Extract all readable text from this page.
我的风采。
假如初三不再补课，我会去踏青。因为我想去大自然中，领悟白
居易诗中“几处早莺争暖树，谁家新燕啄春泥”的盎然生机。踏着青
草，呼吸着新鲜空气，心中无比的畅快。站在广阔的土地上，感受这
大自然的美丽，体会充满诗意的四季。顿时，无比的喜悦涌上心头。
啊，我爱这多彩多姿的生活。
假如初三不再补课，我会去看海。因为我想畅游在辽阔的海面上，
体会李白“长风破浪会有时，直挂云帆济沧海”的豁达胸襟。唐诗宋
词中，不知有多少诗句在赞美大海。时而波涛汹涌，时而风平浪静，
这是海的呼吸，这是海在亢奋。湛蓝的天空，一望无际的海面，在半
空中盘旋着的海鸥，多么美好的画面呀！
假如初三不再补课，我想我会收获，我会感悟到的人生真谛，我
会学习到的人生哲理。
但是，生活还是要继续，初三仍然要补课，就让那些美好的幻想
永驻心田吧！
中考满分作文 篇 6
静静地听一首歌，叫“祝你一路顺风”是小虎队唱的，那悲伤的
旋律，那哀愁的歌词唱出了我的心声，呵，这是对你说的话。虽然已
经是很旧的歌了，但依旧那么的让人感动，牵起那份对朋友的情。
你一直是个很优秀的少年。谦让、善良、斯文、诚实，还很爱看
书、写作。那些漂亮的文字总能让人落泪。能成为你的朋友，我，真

-*-*-

__SET PROBLEM__
Please output every record, keeping each line exact.

__WRITTEN REPLY__
Extract all readable text from this page.
我的风采。
假如初三不再补课，我会去踏青。因为我想去大自然中，领悟白
居易诗中“几处早莺争暖树，谁家新燕啄春泥”的盎然生机。踏着青
草，呼吸着新鲜空气，心中无比的畅快。站在广阔的土地上，感受这
大自然的美丽，体会充满诗意的四季。顿时，无比的喜悦涌上心头。
啊，我爱这多彩多姿的生活。
假如初三不再补课，我会去看海。因为我想畅游在辽阔的海面上，
体会李白“长风破浪会有时，直挂云帆济沧海”的豁达胸襟。唐诗宋
词中，不知有多少诗句在赞美大海。时而波涛汹涌，时而风平浪静，
这是海的呼吸，这是海在亢奋。湛蓝的天空，一望无际的海面，在半
空中盘旋着的海鸥，多么美好的画面呀！
假如初三不再补课，我想我会收获，我会感悟到的人生真谛，我
会学习到的人生哲理。
但是，生活还是要继续，初三仍然要补课，就让那些美好的幻想
永驻心田吧！
中考满分作文 篇 6
静静地听一首歌，叫“祝你一路顺风”是小虎队唱的，那悲伤的
旋律，那哀愁的歌词唱出了我的心声，呵，这是对你说的话。虽然已
经是很旧的歌了，但依旧那么的让人感动，牵起那份对朋友的情。
你一直是个很优秀的少年。谦让、善良、斯文、诚实，还很爱看
书、写作。那些漂亮的文字总能让人落泪。能成为你的朋友，我，真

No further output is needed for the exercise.